Exercise brief
Report the count of lines below that include "title", without any other text.
--- START Record excerpts ---
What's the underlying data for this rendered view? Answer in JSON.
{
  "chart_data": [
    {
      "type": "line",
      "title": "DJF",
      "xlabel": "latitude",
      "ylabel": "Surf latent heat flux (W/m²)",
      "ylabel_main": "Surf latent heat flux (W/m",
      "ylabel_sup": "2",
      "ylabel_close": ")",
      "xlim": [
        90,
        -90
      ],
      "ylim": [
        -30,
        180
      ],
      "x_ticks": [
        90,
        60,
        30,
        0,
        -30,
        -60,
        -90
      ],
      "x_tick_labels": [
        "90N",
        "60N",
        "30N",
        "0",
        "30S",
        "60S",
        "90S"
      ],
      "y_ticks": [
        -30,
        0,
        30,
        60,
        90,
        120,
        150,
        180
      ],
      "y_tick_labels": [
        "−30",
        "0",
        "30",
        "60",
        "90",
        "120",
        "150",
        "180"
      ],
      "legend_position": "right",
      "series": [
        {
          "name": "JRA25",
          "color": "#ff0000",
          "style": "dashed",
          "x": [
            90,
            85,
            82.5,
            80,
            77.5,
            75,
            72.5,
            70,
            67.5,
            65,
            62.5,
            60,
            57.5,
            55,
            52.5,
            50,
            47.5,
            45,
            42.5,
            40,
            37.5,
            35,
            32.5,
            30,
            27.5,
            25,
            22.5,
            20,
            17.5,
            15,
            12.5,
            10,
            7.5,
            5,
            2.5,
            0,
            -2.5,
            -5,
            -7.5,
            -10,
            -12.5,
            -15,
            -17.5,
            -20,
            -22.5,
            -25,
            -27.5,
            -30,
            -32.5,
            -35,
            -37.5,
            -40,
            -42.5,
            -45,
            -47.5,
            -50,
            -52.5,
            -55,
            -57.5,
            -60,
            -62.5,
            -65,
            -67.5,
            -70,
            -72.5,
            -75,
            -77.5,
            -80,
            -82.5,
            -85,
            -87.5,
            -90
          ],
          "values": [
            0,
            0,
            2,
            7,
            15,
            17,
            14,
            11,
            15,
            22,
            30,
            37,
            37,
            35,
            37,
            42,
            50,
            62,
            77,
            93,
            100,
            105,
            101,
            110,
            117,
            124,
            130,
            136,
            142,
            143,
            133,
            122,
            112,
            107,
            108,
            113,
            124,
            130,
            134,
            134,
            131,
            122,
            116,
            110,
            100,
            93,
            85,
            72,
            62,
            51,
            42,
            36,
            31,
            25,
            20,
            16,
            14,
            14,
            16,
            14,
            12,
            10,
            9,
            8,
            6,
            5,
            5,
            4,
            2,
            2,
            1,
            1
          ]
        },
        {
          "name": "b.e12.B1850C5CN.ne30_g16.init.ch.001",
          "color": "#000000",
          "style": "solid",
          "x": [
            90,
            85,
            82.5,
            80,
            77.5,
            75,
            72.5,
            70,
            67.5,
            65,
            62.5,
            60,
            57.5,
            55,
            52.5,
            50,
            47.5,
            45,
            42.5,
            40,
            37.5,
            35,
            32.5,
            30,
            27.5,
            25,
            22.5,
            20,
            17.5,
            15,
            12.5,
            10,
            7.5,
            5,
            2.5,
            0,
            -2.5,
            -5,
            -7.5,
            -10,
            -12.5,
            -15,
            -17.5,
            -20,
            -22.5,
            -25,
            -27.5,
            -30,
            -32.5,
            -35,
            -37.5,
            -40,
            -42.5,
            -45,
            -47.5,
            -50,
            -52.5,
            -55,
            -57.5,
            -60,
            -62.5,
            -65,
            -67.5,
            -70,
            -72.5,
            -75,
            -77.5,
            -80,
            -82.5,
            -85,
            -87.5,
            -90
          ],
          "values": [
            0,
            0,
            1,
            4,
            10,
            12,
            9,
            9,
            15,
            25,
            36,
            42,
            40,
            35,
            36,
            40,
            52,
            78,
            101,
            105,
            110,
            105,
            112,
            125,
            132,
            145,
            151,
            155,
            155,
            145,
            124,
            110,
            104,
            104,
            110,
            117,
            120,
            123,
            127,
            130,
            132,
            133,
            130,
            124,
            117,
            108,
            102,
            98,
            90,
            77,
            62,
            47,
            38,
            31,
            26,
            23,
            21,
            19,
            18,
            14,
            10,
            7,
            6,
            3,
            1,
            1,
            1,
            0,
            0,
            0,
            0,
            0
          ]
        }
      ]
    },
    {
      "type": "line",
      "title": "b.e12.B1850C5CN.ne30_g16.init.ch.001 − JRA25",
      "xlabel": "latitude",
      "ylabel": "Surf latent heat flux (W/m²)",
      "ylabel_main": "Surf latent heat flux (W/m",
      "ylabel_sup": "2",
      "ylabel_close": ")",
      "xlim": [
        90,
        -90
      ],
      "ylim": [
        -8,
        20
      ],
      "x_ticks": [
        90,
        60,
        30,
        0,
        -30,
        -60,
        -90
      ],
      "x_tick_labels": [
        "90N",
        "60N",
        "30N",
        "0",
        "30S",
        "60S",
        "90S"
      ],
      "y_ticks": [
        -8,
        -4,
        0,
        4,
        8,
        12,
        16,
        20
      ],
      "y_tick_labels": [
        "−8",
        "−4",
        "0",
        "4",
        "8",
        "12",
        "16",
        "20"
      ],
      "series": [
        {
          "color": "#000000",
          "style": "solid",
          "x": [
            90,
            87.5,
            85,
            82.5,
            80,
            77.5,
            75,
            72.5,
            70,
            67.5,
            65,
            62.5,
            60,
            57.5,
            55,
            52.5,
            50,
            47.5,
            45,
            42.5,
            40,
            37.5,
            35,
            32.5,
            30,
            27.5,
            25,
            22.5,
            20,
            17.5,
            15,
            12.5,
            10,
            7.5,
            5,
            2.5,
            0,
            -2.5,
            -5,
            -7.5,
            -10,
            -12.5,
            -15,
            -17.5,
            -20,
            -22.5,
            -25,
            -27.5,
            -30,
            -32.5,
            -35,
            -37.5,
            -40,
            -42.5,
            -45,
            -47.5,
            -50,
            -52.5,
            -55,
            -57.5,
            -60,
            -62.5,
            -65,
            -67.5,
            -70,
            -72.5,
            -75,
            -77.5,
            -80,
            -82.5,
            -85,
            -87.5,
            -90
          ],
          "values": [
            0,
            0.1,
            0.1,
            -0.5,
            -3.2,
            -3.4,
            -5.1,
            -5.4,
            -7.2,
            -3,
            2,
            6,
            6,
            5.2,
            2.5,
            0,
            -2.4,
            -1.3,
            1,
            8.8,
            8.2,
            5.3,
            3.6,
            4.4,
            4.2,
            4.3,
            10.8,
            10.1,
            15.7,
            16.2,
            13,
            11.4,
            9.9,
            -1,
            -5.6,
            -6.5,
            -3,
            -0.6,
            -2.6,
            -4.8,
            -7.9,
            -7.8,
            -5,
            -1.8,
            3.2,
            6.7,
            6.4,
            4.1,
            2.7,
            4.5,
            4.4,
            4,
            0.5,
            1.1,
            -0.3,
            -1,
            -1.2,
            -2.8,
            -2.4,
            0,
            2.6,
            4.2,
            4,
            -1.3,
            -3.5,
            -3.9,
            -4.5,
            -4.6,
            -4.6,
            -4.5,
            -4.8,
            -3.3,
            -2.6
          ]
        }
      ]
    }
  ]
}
--- END Record excerpts ---
Task response
2